--- Task input ---

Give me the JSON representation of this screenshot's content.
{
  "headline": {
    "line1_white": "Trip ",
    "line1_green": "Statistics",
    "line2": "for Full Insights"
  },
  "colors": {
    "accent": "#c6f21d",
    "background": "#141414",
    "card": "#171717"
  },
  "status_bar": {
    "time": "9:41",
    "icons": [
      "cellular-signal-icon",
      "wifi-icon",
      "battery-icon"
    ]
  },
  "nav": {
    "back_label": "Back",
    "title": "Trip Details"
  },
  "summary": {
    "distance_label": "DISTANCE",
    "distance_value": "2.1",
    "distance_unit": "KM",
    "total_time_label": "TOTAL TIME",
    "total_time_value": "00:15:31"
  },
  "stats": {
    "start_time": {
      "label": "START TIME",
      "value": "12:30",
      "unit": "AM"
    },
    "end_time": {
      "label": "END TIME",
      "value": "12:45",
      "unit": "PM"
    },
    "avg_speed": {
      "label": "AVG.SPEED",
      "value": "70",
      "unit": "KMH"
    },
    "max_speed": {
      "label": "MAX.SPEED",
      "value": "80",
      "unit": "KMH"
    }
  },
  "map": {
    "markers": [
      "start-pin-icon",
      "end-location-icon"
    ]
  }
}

---

Count up every line above that has the word "Trip" in it; answer with the number alone.

▸ Written reply
2